(SHORT PROBLEM) Copy out all of the material exactly.

>> begin

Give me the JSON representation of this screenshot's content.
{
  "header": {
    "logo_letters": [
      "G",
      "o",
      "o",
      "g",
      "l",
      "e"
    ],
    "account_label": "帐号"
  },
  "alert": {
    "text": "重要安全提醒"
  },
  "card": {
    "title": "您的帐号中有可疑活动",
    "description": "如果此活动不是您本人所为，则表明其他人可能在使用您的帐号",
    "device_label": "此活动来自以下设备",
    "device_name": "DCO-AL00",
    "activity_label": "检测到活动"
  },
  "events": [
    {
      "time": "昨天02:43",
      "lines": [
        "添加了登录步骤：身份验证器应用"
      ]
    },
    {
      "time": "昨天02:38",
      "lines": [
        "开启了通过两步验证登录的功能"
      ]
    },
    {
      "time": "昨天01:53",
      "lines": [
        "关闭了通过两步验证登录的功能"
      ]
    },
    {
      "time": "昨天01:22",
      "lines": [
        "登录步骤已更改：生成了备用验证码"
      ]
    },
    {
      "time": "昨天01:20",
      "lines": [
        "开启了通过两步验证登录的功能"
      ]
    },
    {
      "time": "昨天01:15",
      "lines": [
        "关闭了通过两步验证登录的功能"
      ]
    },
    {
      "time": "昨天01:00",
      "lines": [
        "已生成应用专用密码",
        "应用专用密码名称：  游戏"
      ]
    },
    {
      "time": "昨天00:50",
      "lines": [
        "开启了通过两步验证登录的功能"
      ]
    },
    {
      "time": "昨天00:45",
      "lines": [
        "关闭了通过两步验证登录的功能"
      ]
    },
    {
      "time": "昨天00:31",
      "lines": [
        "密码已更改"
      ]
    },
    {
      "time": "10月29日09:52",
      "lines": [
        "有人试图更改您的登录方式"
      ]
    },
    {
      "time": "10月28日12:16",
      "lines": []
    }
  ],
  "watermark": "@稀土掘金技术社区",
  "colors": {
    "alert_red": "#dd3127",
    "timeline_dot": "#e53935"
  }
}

>> end

(TASK RESULT)
Give me the JSON representation of this screenshot's content.
{
  "header": {
    "logo_letters": [
      "G",
      "o",
      "o",
      "g",
      "l",
      "e"
    ],
    "account_label": "帐号"
  },
  "alert": {
    "text": "重要安全提醒"
  },
  "card": {
    "title": "您的帐号中有可疑活动",
    "description": "如果此活动不是您本人所为，则表明其他人可能在使用您的帐号",
    "device_label": "此活动来自以下设备",
    "device_name": "DCO-AL00",
    "activity_label": "检测到活动"
  },
  "events": [
    {
      "time": "昨天02:43",
      "lines": [
        "添加了登录步骤：身份验证器应用"
      ]
    },
    {
      "time": "昨天02:38",
      "lines": [
        "开启了通过两步验证登录的功能"
      ]
    },
    {
      "time": "昨天01:53",
      "lines": [
        "关闭了通过两步验证登录的功能"
      ]
    },
    {
      "time": "昨天01:22",
      "lines": [
        "登录步骤已更改：生成了备用验证码"
      ]
    },
    {
      "time": "昨天01:20",
      "lines": [
        "开启了通过两步验证登录的功能"
      ]
    },
    {
      "time": "昨天01:15",
      "lines": [
        "关闭了通过两步验证登录的功能"
      ]
    },
    {
      "time": "昨天01:00",
      "lines": [
        "已生成应用专用密码",
        "应用专用密码名称：  游戏"
      ]
    },
    {
      "time": "昨天00:50",
      "lines": [
        "开启了通过两步验证登录的功能"
      ]
    },
    {
      "time": "昨天00:45",
      "lines": [
        "关闭了通过两步验证登录的功能"
      ]
    },
    {
      "time": "昨天00:31",
      "lines": [
        "密码已更改"
      ]
    },
    {
      "time": "10月29日09:52",
      "lines": [
        "有人试图更改您的登录方式"
      ]
    },
    {
      "time": "10月28日12:16",
      "lines": []
    }
  ],
  "watermark": "@稀土掘金技术社区",
  "colors": {
    "alert_red": "#dd3127",
    "timeline_dot": "#e53935"
  }
}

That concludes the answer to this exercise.